> [TASK DIRECTIONS]
Take down each entry exactly as written.

> [EXTRACTED DATA]
------------------------------------------------------------------------
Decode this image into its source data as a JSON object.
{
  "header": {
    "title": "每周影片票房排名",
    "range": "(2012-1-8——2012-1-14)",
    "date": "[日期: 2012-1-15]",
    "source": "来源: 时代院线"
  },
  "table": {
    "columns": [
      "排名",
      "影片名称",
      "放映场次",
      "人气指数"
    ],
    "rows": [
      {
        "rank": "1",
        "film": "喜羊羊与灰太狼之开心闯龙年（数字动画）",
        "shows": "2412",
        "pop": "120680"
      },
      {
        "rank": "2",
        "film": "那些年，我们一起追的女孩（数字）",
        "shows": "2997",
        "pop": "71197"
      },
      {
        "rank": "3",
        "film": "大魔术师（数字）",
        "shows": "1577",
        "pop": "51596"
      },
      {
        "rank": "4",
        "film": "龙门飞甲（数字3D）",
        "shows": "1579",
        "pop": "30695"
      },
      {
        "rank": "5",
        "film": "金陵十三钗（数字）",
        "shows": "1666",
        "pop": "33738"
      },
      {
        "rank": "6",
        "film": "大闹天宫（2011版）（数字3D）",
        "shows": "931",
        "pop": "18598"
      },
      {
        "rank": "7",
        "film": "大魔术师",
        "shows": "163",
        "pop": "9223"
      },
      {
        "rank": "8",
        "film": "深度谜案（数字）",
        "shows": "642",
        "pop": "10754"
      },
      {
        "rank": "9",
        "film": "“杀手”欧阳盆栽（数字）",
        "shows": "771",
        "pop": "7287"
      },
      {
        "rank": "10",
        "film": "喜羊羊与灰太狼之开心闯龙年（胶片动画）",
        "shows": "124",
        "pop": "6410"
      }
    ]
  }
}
------------------------------------------------------------------------
> [EXPECTED ANSWER]
Decode this image into its source data as a JSON object.
{
  "header": {
    "title": "每周影片票房排名",
    "range": "(2012-1-8——2012-1-14)",
    "date": "[日期: 2012-1-15]",
    "source": "来源: 时代院线"
  },
  "table": {
    "columns": [
      "排名",
      "影片名称",
      "放映场次",
      "人气指数"
    ],
    "rows": [
      {
        "rank": "1",
        "film": "喜羊羊与灰太狼之开心闯龙年（数字动画）",
        "shows": "2412",
        "pop": "120680"
      },
      {
        "rank": "2",
        "film": "那些年，我们一起追的女孩（数字）",
        "shows": "2997",
        "pop": "71197"
      },
      {
        "rank": "3",
        "film": "大魔术师（数字）",
        "shows": "1577",
        "pop": "51596"
      },
      {
        "rank": "4",
        "film": "龙门飞甲（数字3D）",
        "shows": "1579",
        "pop": "30695"
      },
      {
        "rank": "5",
        "film": "金陵十三钗（数字）",
        "shows": "1666",
        "pop": "33738"
      },
      {
        "rank": "6",
        "film": "大闹天宫（2011版）（数字3D）",
        "shows": "931",
        "pop": "18598"
      },
      {
        "rank": "7",
        "film": "大魔术师",
        "shows": "163",
        "pop": "9223"
      },
      {
        "rank": "8",
        "film": "深度谜案（数字）",
        "shows": "642",
        "pop": "10754"
      },
      {
        "rank": "9",
        "film": "“杀手”欧阳盆栽（数字）",
        "shows": "771",
        "pop": "7287"
      },
      {
        "rank": "10",
        "film": "喜羊羊与灰太狼之开心闯龙年（胶片动画）",
        "shows": "124",
        "pop": "6410"
      }
    ]
  }
}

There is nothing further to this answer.